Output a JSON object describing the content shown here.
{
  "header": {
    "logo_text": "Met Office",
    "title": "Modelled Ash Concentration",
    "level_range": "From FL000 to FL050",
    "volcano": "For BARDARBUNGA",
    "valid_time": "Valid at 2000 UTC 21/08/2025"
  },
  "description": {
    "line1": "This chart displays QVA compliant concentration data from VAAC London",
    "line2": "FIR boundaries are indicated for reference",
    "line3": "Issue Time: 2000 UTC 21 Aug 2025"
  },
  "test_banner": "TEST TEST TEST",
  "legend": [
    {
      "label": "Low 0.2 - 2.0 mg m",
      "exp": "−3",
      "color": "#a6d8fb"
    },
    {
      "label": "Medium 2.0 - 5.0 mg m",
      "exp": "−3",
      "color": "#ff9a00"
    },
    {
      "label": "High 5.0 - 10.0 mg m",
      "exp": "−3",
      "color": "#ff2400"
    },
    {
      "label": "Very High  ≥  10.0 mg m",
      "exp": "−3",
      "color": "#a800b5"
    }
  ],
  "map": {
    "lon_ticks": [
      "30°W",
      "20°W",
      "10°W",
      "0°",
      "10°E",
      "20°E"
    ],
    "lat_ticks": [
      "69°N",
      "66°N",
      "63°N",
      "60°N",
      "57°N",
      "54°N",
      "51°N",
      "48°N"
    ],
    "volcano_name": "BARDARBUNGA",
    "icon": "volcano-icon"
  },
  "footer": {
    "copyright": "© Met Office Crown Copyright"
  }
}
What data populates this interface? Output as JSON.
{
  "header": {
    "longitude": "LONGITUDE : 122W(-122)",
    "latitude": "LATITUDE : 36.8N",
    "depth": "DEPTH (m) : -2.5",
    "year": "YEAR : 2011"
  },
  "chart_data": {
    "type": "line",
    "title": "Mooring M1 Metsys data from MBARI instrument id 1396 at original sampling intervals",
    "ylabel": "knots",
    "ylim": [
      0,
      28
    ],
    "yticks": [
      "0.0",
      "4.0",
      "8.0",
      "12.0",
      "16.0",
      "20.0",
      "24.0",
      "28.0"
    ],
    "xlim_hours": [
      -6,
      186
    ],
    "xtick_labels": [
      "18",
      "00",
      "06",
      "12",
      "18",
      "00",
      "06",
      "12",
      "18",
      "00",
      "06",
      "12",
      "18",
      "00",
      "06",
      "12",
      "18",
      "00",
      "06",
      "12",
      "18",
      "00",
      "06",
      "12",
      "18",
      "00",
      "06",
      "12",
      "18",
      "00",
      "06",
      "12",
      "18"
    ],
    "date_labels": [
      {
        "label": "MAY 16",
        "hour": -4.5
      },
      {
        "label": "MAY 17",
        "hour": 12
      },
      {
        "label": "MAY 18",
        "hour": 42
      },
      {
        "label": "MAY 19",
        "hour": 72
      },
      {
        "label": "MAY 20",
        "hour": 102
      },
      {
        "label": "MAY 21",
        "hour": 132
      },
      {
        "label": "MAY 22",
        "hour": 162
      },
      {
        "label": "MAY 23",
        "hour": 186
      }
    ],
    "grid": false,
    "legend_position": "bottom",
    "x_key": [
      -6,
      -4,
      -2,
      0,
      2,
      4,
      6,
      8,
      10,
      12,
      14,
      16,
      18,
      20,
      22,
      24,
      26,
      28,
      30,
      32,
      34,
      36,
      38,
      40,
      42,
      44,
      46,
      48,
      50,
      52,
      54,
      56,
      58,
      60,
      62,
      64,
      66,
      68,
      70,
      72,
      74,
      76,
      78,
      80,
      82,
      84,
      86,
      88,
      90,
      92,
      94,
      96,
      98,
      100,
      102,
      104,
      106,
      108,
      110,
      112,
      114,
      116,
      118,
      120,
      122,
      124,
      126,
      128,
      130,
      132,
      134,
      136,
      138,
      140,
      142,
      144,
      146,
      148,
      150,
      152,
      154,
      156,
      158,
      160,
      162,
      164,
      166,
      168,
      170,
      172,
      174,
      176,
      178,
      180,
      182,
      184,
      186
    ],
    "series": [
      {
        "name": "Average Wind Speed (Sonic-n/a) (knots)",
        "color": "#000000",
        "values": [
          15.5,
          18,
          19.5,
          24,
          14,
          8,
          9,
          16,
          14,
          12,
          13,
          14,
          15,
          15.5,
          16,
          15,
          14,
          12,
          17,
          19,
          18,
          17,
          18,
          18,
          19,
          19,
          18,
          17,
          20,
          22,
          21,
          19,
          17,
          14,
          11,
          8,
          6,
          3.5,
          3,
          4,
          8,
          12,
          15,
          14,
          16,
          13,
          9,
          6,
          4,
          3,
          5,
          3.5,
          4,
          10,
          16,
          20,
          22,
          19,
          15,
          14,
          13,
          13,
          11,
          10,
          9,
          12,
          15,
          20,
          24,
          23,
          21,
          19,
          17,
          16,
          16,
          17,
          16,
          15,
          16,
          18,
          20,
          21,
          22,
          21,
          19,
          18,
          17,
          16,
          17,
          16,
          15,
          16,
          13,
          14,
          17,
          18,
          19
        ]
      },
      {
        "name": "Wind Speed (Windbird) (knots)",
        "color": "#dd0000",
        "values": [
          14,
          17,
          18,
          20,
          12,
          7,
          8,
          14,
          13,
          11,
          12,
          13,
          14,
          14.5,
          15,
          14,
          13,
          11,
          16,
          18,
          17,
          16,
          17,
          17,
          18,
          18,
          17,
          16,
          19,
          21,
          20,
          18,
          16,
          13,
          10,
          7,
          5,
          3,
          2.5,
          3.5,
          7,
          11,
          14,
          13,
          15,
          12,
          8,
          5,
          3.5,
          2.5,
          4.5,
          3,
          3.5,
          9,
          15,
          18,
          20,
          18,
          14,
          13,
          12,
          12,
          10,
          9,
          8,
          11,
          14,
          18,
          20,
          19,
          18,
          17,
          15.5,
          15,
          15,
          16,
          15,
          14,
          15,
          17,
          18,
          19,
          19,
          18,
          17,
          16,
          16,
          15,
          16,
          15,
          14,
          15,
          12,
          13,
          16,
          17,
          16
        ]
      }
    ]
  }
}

---*---

From the records above, extract every entry exactly as given.

▸ Exercise output:
Output a JSON object describing the content shown here.
{
  "header": {
    "logo_text": "Met Office",
    "title": "Modelled Ash Concentration",
    "level_range": "From FL000 to FL050",
    "volcano": "For BARDARBUNGA",
    "valid_time": "Valid at 2000 UTC 21/08/2025"
  },
  "description": {
    "line1": "This chart displays QVA compliant concentration data from VAAC London",
    "line2": "FIR boundaries are indicated for reference",
    "line3": "Issue Time: 2000 UTC 21 Aug 2025"
  },
  "test_banner": "TEST TEST TEST",
  "legend": [
    {
      "label": "Low 0.2 - 2.0 mg m",
      "exp": "−3",
      "color": "#a6d8fb"
    },
    {
      "label": "Medium 2.0 - 5.0 mg m",
      "exp": "−3",
      "color": "#ff9a00"
    },
    {
      "label": "High 5.0 - 10.0 mg m",
      "exp": "−3",
      "color": "#ff2400"
    },
    {
      "label": "Very High  ≥  10.0 mg m",
      "exp": "−3",
      "color": "#a800b5"
    }
  ],
  "map": {
    "lon_ticks": [
      "30°W",
      "20°W",
      "10°W",
      "0°",
      "10°E",
      "20°E"
    ],
    "lat_ticks": [
      "69°N",
      "66°N",
      "63°N",
      "60°N",
      "57°N",
      "54°N",
      "51°N",
      "48°N"
    ],
    "volcano_name": "BARDARBUNGA",
    "icon": "volcano-icon"
  },
  "footer": {
    "copyright": "© Met Office Crown Copyright"
  }
}
What data populates this interface? Output as JSON.
{
  "header": {
    "longitude": "LONGITUDE : 122W(-122)",
    "latitude": "LATITUDE : 36.8N",
    "depth": "DEPTH (m) : -2.5",
    "year": "YEAR : 2011"
  },
  "chart_data": {
    "type": "line",
    "title": "Mooring M1 Metsys data from MBARI instrument id 1396 at original sampling intervals",
    "ylabel": "knots",
    "ylim": [
      0,
      28
    ],
    "yticks": [
      "0.0",
      "4.0",
      "8.0",
      "12.0",
      "16.0",
      "20.0",
      "24.0",
      "28.0"
    ],
    "xlim_hours": [
      -6,
      186
    ],
    "xtick_labels": [
      "18",
      "00",
      "06",
      "12",
      "18",
      "00",
      "06",
      "12",
      "18",
      "00",
      "06",
      "12",
      "18",
      "00",
      "06",
      "12",
      "18",
      "00",
      "06",
      "12",
      "18",
      "00",
      "06",
      "12",
      "18",
      "00",
      "06",
      "12",
      "18",
      "00",
      "06",
      "12",
      "18"
    ],
    "date_labels": [
      {
        "label": "MAY 16",
        "hour": -4.5
      },
      {
        "label": "MAY 17",
        "hour": 12
      },
      {
        "label": "MAY 18",
        "hour": 42
      },
      {
        "label": "MAY 19",
        "hour": 72
      },
      {
        "label": "MAY 20",
        "hour": 102
      },
      {
        "label": "MAY 21",
        "hour": 132
      },
      {
        "label": "MAY 22",
        "hour": 162
      },
      {
        "label": "MAY 23",
        "hour": 186
      }
    ],
    "grid": false,
    "legend_position": "bottom",
    "x_key": [
      -6,
      -4,
      -2,
      0,
      2,
      4,
      6,
      8,
      10,
      12,
      14,
      16,
      18,
      20,
      22,
      24,
      26,
      28,
      30,
      32,
      34,
      36,
      38,
      40,
      42,
      44,
      46,
      48,
      50,
      52,
      54,
      56,
      58,
      60,
      62,
      64,
      66,
      68,
      70,
      72,
      74,
      76,
      78,
      80,
      82,
      84,
      86,
      88,
      90,
      92,
      94,
      96,
      98,
      100,
      102,
      104,
      106,
      108,
      110,
      112,
      114,
      116,
      118,
      120,
      122,
      124,
      126,
      128,
      130,
      132,
      134,
      136,
      138,
      140,
      142,
      144,
      146,
      148,
      150,
      152,
      154,
      156,
      158,
      160,
      162,
      164,
      166,
      168,
      170,
      172,
      174,
      176,
      178,
      180,
      182,
      184,
      186
    ],
    "series": [
      {
        "name": "Average Wind Speed (Sonic-n/a) (knots)",
        "color": "#000000",
        "values": [
          15.5,
          18,
          19.5,
          24,
          14,
          8,
          9,
          16,
          14,
          12,
          13,
          14,
          15,
          15.5,
          16,
          15,
          14,
          12,
          17,
          19,
          18,
          17,
          18,
          18,
          19,
          19,
          18,
          17,
          20,
          22,
          21,
          19,
          17,
          14,
          11,
          8,
          6,
          3.5,
          3,
          4,
          8,
          12,
          15,
          14,
          16,
          13,
          9,
          6,
          4,
          3,
          5,
          3.5,
          4,
          10,
          16,
          20,
          22,
          19,
          15,
          14,
          13,
          13,
          11,
          10,
          9,
          12,
          15,
          20,
          24,
          23,
          21,
          19,
          17,
          16,
          16,
          17,
          16,
          15,
          16,
          18,
          20,
          21,
          22,
          21,
          19,
          18,
          17,
          16,
          17,
          16,
          15,
          16,
          13,
          14,
          17,
          18,
          19
        ]
      },
      {
        "name": "Wind Speed (Windbird) (knots)",
        "color": "#dd0000",
        "values": [
          14,
          17,
          18,
          20,
          12,
          7,
          8,
          14,
          13,
          11,
          12,
          13,
          14,
          14.5,
          15,
          14,
          13,
          11,
          16,
          18,
          17,
          16,
          17,
          17,
          18,
          18,
          17,
          16,
          19,
          21,
          20,
          18,
          16,
          13,
          10,
          7,
          5,
          3,
          2.5,
          3.5,
          7,
          11,
          14,
          13,
          15,
          12,
          8,
          5,
          3.5,
          2.5,
          4.5,
          3,
          3.5,
          9,
          15,
          18,
          20,
          18,
          14,
          13,
          12,
          12,
          10,
          9,
          8,
          11,
          14,
          18,
          20,
          19,
          18,
          17,
          15.5,
          15,
          15,
          16,
          15,
          14,
          15,
          17,
          18,
          19,
          19,
          18,
          17,
          16,
          16,
          15,
          16,
          15,
          14,
          15,
          12,
          13,
          16,
          17,
          16
        ]
      }
    ]
  }
}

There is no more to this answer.